▶ [EXERCISE OBJECTIVE]
Filter these entries, keeping only lines that hold the word "through".

━━━━━ LISTING ━━━━━

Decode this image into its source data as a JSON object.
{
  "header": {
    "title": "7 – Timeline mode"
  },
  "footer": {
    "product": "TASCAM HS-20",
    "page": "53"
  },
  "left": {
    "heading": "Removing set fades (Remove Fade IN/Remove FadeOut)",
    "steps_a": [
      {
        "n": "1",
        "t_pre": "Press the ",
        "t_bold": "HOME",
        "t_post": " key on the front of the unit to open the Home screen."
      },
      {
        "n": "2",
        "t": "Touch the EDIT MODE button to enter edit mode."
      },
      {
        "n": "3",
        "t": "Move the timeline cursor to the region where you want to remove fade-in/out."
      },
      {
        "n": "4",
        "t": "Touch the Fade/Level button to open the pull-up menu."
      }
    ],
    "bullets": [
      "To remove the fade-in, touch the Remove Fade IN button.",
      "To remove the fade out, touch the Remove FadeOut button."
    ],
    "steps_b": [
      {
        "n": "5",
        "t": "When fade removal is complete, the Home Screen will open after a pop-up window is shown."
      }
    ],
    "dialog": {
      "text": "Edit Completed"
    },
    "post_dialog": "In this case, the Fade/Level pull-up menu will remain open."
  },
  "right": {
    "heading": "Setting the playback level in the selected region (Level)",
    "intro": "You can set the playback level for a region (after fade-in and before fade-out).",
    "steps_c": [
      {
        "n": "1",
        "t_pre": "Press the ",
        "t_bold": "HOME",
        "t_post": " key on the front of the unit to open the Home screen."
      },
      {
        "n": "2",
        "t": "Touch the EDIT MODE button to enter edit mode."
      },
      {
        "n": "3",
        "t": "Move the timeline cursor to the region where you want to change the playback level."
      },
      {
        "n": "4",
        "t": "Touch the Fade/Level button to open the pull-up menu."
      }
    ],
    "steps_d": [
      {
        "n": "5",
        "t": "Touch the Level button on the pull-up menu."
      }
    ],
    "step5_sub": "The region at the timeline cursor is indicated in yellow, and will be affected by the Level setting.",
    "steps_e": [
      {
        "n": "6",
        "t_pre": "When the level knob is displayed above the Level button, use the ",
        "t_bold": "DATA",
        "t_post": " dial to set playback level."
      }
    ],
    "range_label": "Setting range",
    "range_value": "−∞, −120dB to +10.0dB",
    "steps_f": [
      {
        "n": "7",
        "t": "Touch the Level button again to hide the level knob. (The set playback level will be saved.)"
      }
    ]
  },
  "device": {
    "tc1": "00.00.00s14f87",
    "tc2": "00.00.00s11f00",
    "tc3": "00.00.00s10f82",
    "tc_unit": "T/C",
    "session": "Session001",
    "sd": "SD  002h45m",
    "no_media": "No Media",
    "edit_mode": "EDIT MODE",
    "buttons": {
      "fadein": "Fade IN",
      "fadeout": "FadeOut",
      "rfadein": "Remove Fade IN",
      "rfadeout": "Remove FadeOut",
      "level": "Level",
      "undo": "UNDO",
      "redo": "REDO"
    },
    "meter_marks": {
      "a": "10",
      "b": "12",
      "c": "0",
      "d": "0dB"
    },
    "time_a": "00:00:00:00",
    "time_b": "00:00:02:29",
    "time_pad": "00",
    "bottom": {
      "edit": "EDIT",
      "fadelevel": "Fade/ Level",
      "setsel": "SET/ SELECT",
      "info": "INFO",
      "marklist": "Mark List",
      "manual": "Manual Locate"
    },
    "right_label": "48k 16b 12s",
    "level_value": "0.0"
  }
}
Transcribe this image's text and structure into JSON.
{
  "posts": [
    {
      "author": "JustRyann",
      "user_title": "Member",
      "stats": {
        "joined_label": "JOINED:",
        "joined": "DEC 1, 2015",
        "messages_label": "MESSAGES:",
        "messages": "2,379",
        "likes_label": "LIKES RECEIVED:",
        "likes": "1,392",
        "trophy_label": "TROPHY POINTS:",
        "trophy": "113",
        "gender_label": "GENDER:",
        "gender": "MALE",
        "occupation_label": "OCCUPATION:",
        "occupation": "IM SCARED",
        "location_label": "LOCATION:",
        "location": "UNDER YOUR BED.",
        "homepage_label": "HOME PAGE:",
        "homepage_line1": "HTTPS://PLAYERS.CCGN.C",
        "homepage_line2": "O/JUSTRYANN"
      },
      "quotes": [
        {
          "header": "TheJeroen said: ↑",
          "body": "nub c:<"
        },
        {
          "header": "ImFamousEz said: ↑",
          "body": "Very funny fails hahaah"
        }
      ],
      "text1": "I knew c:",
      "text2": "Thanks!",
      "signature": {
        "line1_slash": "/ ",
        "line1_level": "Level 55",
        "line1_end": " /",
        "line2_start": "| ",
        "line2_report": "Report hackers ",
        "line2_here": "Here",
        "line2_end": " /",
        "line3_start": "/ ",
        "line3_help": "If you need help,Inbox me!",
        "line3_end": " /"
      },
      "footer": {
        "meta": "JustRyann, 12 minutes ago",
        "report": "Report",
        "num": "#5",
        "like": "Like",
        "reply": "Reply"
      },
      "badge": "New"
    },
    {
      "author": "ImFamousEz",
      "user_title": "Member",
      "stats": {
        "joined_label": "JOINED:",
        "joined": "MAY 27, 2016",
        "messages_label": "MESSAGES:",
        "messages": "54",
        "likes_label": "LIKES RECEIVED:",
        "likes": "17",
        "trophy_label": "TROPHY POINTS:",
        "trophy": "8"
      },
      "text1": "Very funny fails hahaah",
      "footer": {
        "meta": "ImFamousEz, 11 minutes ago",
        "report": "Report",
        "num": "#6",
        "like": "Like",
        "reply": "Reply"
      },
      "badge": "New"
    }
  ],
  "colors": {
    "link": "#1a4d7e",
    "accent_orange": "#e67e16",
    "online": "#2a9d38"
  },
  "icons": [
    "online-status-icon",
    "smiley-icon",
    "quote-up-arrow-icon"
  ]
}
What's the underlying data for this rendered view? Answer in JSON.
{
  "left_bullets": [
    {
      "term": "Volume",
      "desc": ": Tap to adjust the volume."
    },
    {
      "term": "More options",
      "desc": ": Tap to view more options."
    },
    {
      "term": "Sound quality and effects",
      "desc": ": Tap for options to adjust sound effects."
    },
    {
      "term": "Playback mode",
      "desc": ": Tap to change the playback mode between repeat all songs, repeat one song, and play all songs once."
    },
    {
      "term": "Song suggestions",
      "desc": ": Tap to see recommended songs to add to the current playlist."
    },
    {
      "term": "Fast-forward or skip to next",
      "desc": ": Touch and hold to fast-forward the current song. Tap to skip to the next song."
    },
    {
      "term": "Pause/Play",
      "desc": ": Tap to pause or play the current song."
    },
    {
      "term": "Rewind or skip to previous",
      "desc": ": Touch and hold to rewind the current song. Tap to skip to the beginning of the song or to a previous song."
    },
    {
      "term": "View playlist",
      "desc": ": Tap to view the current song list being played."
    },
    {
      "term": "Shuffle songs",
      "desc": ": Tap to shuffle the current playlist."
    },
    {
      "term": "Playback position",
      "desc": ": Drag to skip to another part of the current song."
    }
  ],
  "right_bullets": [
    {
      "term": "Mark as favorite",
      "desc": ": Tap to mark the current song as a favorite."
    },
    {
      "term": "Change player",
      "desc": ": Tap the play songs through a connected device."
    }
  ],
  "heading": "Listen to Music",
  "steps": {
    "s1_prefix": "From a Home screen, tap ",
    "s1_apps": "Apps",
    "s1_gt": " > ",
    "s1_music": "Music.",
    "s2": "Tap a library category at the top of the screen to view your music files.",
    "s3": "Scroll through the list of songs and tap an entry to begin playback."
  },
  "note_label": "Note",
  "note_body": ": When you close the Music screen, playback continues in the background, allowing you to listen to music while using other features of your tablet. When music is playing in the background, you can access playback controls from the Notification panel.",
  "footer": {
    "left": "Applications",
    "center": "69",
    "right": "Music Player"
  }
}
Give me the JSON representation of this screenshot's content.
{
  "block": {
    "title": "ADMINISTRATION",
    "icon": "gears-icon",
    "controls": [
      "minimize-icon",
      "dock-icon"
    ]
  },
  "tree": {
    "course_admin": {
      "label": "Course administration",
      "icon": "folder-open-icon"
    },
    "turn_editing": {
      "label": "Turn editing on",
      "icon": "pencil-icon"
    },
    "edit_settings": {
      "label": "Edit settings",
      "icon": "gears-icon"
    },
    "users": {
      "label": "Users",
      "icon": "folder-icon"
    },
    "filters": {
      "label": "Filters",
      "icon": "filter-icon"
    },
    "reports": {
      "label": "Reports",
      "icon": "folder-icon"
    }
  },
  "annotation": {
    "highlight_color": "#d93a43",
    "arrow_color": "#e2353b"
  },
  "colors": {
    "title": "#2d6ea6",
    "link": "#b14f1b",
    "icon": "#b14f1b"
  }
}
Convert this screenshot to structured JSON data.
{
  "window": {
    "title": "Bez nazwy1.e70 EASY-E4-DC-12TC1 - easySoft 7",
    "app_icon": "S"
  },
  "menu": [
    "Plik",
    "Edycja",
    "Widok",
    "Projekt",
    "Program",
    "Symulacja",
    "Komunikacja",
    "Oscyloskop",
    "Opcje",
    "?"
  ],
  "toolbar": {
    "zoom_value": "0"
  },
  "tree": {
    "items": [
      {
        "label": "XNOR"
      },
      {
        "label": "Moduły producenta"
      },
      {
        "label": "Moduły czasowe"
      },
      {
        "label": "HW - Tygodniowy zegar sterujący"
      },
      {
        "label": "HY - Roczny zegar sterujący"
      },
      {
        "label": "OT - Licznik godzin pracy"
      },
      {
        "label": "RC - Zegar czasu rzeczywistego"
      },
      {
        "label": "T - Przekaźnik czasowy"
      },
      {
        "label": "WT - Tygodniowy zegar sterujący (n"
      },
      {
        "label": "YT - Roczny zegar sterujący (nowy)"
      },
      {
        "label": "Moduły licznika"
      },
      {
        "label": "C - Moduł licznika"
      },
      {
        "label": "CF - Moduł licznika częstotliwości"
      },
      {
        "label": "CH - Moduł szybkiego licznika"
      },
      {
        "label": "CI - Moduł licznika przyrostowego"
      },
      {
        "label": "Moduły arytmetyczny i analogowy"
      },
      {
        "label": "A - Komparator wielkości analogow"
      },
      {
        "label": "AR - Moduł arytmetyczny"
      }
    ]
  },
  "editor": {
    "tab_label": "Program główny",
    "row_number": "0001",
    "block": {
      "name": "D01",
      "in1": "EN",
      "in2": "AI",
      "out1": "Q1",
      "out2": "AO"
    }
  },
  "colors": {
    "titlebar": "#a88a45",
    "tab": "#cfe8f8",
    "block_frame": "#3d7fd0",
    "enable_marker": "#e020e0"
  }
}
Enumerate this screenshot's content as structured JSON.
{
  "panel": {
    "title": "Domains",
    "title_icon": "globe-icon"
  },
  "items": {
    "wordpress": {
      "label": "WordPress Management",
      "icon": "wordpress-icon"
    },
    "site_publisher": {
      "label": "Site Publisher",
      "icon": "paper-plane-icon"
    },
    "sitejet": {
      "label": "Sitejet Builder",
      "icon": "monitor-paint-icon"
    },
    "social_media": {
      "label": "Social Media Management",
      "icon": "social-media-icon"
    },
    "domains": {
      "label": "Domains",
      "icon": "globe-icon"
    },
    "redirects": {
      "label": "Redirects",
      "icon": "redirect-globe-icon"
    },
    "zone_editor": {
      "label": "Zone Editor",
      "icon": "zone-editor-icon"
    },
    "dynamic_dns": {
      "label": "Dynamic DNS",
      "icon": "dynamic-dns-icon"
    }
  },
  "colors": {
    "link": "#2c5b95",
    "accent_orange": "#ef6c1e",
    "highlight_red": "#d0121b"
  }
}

━━━━━

▶ [SOLUTION TO THE PROBLEM]
      "desc": ": Tap the play songs through a connected device."
    "s3": "Scroll through the list of songs and tap an entry to begin playback."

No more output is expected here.